Selasa, 31 Desember 2013

AL-QUR’AN DAN PERATURAN KEHIDUPAN DENGAN TOLAK UKUR ISLAM


MAKALAH
PENDIDIKAN AGAMA ISLAM
AL-QUR’AN DAN PERATURAN KEHIDUPAN DENGAN TOLAK UKUR ISLAM


OLEH :
HENRI KARTONO
G311 12 253

PROGRAM STUDI ILMU DAN TEKNOLOGI
JURUSAN TEKNOLOGI PERTANIAN
FAKULTAS PERTANIAN
UNIVERSITAS HASANUDDIN
MAKASSAR
2012


BAB I
PEMBAHASAN
A.     Pemaknaan Al-Qur’an
Apakah itu Al-Qur’an? Bagaimana Al-Qur’an itu diwahyukan? Dan apakah ada hikmah dari dan atau diturunkannya Al-Qur’an itu sendiri bagi kita, umat manusia, umat dari Nabi Muhammad SAW ini? Lebih jelasnya akan saya jelaskan pada makalah saya ini.
Kata “Al-Qur’an” menurut bahasa berarti “bacaan”. Didalam Al-Qur’an sendiri ada pemakaian kata “Qur’an” dalam arti demikian sebagai tersebut dalam ayat 17, 18 surat (75) Al-Qiyamaah, yang artinya,
Sesungguhnya mengumpulkan Al-Quraan (di dalam dadamu) dan (menetapkan) bacaannya (pada lidahmu) itu adalah tanggungan Kami. (Karena itu), jika Kami telah membacakannya, hendaklah  kamu ikuti  bacaannya”.

****************************************

TUGAS WAJIB →
1. Kembalikan bagian dari makalah tentang Al-Qur’an, mulai dengan "PROGRAM STUDI ILMU" dan terus sampai "makalah saya ini.", tanpa mengubah satu kata pun.
2. Tolong lanjutkan makalah tentang Al-Qur’an setelah kalimat terakhirnya.

[Entri Tersimpan]
****************************************

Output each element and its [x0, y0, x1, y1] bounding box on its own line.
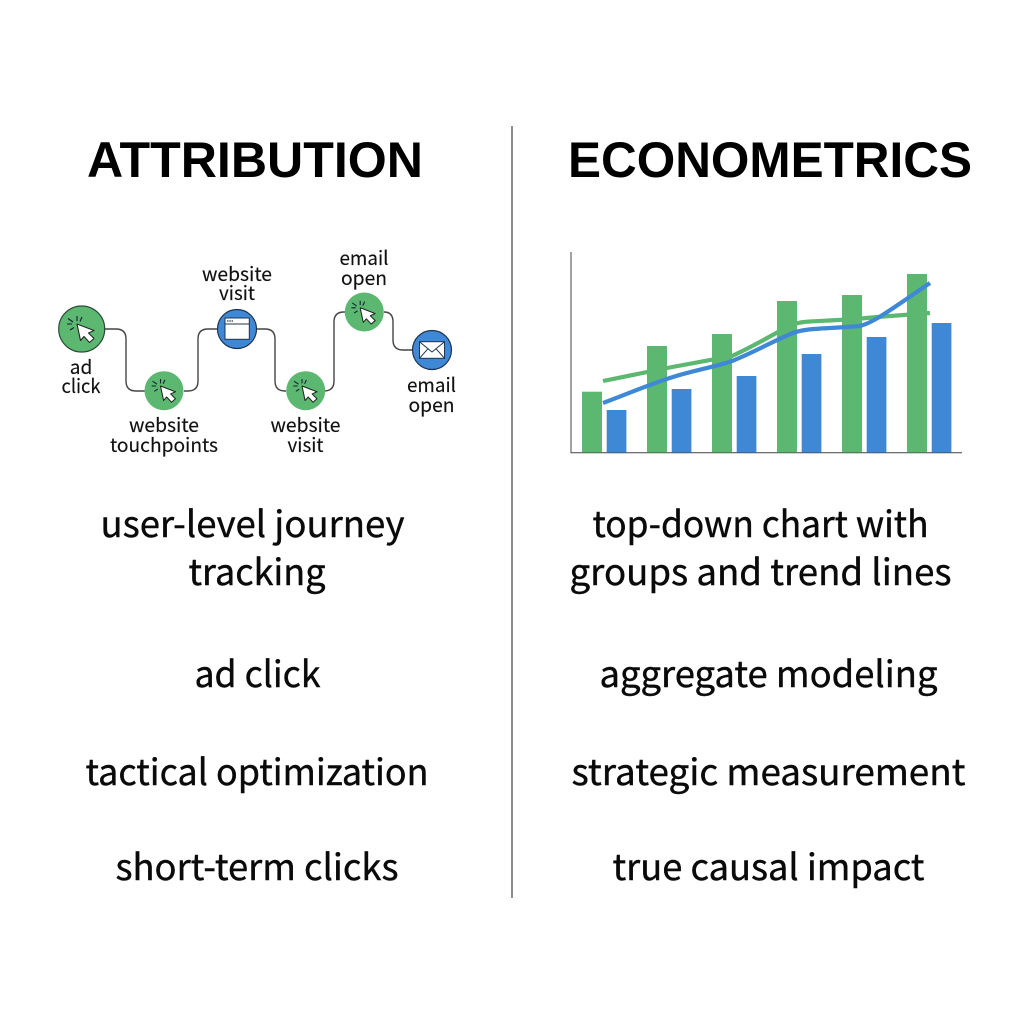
label: email open top: email: [340, 244, 388, 271]
label: website visit bottom: [270, 411, 340, 458]
label: ad click: click: [62, 372, 101, 399]
heading: econometrics: ECONOMETRICS: [568, 132, 972, 188]
icon: website browser node: [218, 310, 256, 348]
text: short-term clicks: short-term clicks: [116, 839, 398, 891]
journey connector path: [105, 312, 412, 391]
label: ad click: [62, 353, 101, 399]
text: top-down chart with groups and trend lines: top-down chart with: [592, 496, 928, 548]
text: top-down chart with groups and trend lines: groups and trend lines: [570, 544, 952, 596]
label: email open bottom: [407, 371, 456, 418]
panel: attribution: [59, 132, 456, 891]
label: website visit top: [202, 260, 272, 306]
heading: attribution: ATTRIBUTION: [87, 132, 423, 188]
label: website visit top: visit: [219, 279, 255, 306]
label: website touchpoints: touchpoints: [110, 431, 218, 458]
text: aggregate modeling: aggregate modeling: [600, 646, 938, 698]
text: user-level journey tracking: [100, 496, 405, 596]
bar and trend chart: [571, 252, 962, 453]
text: top-down chart with groups and trend lines: [570, 496, 952, 596]
label: website visit top: website: [202, 260, 272, 287]
label: email open top: [340, 244, 388, 291]
label: website touchpoints: website: [129, 411, 199, 438]
blue trend line: [603, 283, 930, 403]
icon: website visit click node: [286, 371, 325, 410]
chart axes: [571, 252, 962, 453]
text: ad click: ad click: [194, 646, 321, 698]
label: website touchpoints: [110, 411, 218, 458]
label: ad click: ad: [70, 353, 92, 380]
green bars: [582, 274, 927, 452]
text: true causal impact: true causal impact: [612, 839, 925, 891]
text: tactical optimization: tactical optimization: [86, 744, 428, 796]
green trend line: [603, 313, 930, 381]
label: website visit bottom: website: [270, 411, 340, 438]
journey diagram: [59, 244, 456, 458]
label: email open bottom: email: [407, 371, 456, 398]
text: user-level journey tracking: user-level journey: [100, 496, 405, 548]
label: email open top: open: [341, 264, 387, 291]
label: website visit bottom: visit: [288, 431, 324, 458]
blue bars: [607, 323, 951, 452]
icon: ad click node: [59, 306, 105, 352]
icon: email open click node: [345, 292, 384, 332]
icon: envelope node: [412, 330, 452, 370]
panel: econometrics: [568, 132, 972, 891]
text: strategic measurement: strategic measurement: [572, 744, 966, 796]
icon: touchpoint click node: [144, 371, 184, 410]
label: email open bottom: open: [408, 391, 454, 418]
text: user-level journey tracking: tracking: [188, 544, 326, 596]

****************************************

JAWABAN TERTULIS →
1.
PROGRAM STUDI ILMU DAN TEKNOLOGI
JURUSAN TEKNOLOGI PERTANIAN
FAKULTAS PERTANIAN
UNIVERSITAS HASANUDDIN
MAKASSAR
2012


BAB I
PEMBAHASAN
A.     Pemaknaan Al-Qur’an
Apakah itu Al-Qur’an? Bagaimana Al-Qur’an itu diwahyukan? Dan apakah ada hikmah dari dan atau diturunkannya Al-Qur’an itu sendiri bagi kita, umat manusia, umat dari Nabi Muhammad SAW ini? Lebih jelasnya akan saya jelaskan pada makalah saya ini.

2.
Kemudian dipakai kata “Quraan” itu untuk Al-Qur’an yang dikenal sekarang ini. Adapun definisi Al-Qur’an ialah, “Kalam Allah S.W.T. yang merupakan mu’jizat yang diturunkan (diwahyukan) kepada Nabi Muhammad S.A.W. dan membacanya adalah sebuah ibadat.
Dengan definisi ini, kalam Allah yang diturunkan kepada Nabi-Nabi selain Nabi Muhammad S.A.W., tidak dinamakan Al-Qur’an seperti Taurat yang diturunkan kepada Nabi Musa a.s., atau Injil yang diturunkan kepada Nabi ‘Isa a.s.. Demikian pla dengan kalam Allah yang diturunkan kepada Nabi Muhammad SAW yang membacanya tidak dianggap sebagai ibadah, seperti Hadits Qudai, tidak pula dinamakan Al-Qur’an.
B.     Pewahyu-an Al-Qur’an
Nabi Muhammad SAW dalam hal menerima wahyu mengalami bermacam-macam cara dan keadaan, yaitu:
1.     Malaikat memasukkan wahyu itu ke dalam hatinya. Dalam hal ini Nabi SAW tidak ada melihat sesuatu apapun, hanya beliau merasa bahwa itu sudah berada sajadalam kalbunya. Mengenai hal ini Nabi mengatakan: “Ruhul qudus mewahyukan kedalam kalbuku” (lihat surat (42) Asy Syuuraa ayat 51).
2. Malaikat mampakkan dirinya kepada Nabi berupa seorang laki-laki yang mengucapkan kata-kata kepadanya sehingga beliau mengetahi dan menghafal benar akan kata-kata itu.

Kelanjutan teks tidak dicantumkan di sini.